**OBJECTIVE:**
Can you transcribe every entry word for word, skipping the images?

══ RECORDS FOR PROCESSING ══

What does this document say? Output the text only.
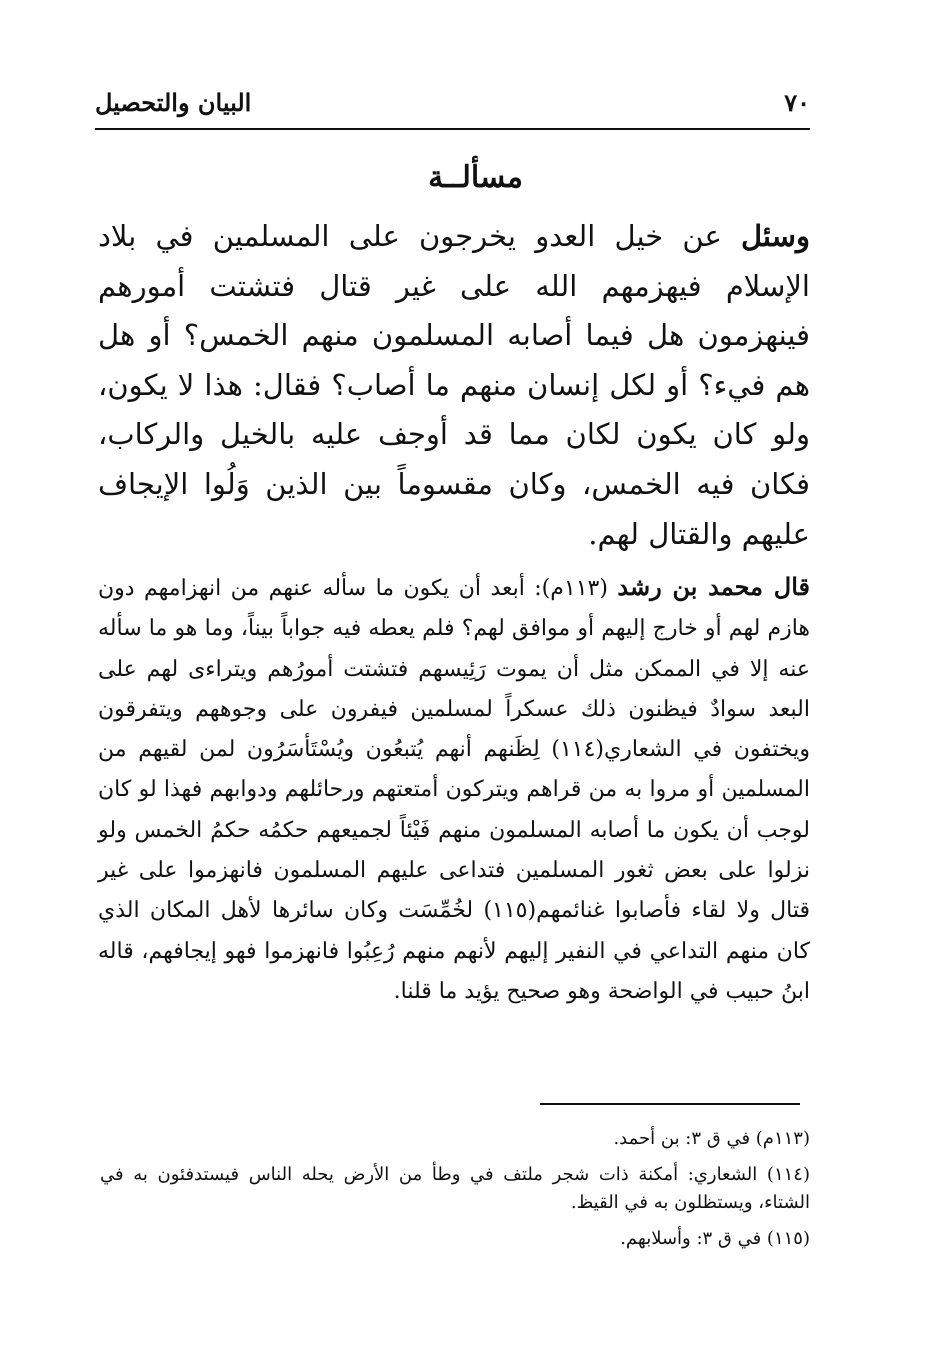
٧٠
البيان والتحصيل
مسألــة

وسئل عن خيل العدو يخرجون على المسلمين في بلاد الإسلام فيهزمهم الله على غير قتال فتشتت أمورهم فينهزمون هل فيما أصابه المسلمون منهم الخمس؟ أو هل هم فيء؟ أو لكل إنسان منهم ما أصاب؟ فقال: هذا لا يكون، ولو كان يكون لكان مما قد أوجف عليه بالخيل والركاب، فكان فيه الخمس، وكان مقسوماً بين الذين وَلُوا الإيجاف عليهم والقتال لهم.

قال محمد بن رشد (١١٣م): أبعد أن يكون ما سأله عنهم من انهزامهم دون هازم لهم أو خارج إليهم أو موافق لهم؟ فلم يعطه فيه جواباً بيناً، وما هو ما سأله عنه إلا في الممكن مثل أن يموت رَئِيسهم فتشتت أمورُهم ويتراءى لهم على البعد سوادٌ فيظنون ذلك عسكراً لمسلمين فيفرون على وجوههم ويتفرقون ويختفون في الشعاري(١١٤) لِظَنهم أنهم يُتبعُون ويُسْتَأسَرُون لمن لقيهم من المسلمين أو مروا به من قراهم ويتركون أمتعتهم ورحائلهم ودوابهم فهذا لو كان لوجب أن يكون ما أصابه المسلمون منهم فَيْئاً لجميعهم حكمُه حكمُ الخمس ولو نزلوا على بعض ثغور المسلمين فتداعى عليهم المسلمون فانهزموا على غير قتال ولا لقاء فأصابوا غنائمهم(١١٥) لخُمِّسَت وكان سائرها لأهل المكان الذي كان منهم التداعي في النفير إليهم لأنهم منهم رُعِبُوا فانهزموا فهو إيجافهم، قاله ابنُ حبيب في الواضحة وهو صحيح يؤيد ما قلنا.

(١١٣م) في ق ٣: بن أحمد.
(١١٤) الشعاري: أمكنة ذات شجر ملتف في وطأ من الأرض يحله الناس فيستدفئون به في الشتاء، ويستظلون به في القيظ.
(١١٥) في ق ٣: وأسلابهم.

═══

**SOLVED EXERCISE:**
What does this document say? Output the text only.
٧٠
البيان والتحصيل
مسألــة

وسئل عن خيل العدو يخرجون على المسلمين في بلاد الإسلام فيهزمهم الله على غير قتال فتشتت أمورهم فينهزمون هل فيما أصابه المسلمون منهم الخمس؟ أو هل هم فيء؟ أو لكل إنسان منهم ما أصاب؟ فقال: هذا لا يكون، ولو كان يكون لكان مما قد أوجف عليه بالخيل والركاب، فكان فيه الخمس، وكان مقسوماً بين الذين وَلُوا الإيجاف عليهم والقتال لهم.

قال محمد بن رشد (١١٣م): أبعد أن يكون ما سأله عنهم من انهزامهم دون هازم لهم أو خارج إليهم أو موافق لهم؟ فلم يعطه فيه جواباً بيناً، وما هو ما سأله عنه إلا في الممكن مثل أن يموت رَئِيسهم فتشتت أمورُهم ويتراءى لهم على البعد سوادٌ فيظنون ذلك عسكراً لمسلمين فيفرون على وجوههم ويتفرقون ويختفون في الشعاري(١١٤) لِظَنهم أنهم يُتبعُون ويُسْتَأسَرُون لمن لقيهم من المسلمين أو مروا به من قراهم ويتركون أمتعتهم ورحائلهم ودوابهم فهذا لو كان لوجب أن يكون ما أصابه المسلمون منهم فَيْئاً لجميعهم حكمُه حكمُ الخمس ولو نزلوا على بعض ثغور المسلمين فتداعى عليهم المسلمون فانهزموا على غير قتال ولا لقاء فأصابوا غنائمهم(١١٥) لخُمِّسَت وكان سائرها لأهل المكان الذي كان منهم التداعي في النفير إليهم لأنهم منهم رُعِبُوا فانهزموا فهو إيجافهم، قاله ابنُ حبيب في الواضحة وهو صحيح يؤيد ما قلنا.

(١١٣م) في ق ٣: بن أحمد.
(١١٤) الشعاري: أمكنة ذات شجر ملتف في وطأ من الأرض يحله الناس فيستدفئون به في الشتاء، ويستظلون به في القيظ.
(١١٥) في ق ٣: وأسلابهم.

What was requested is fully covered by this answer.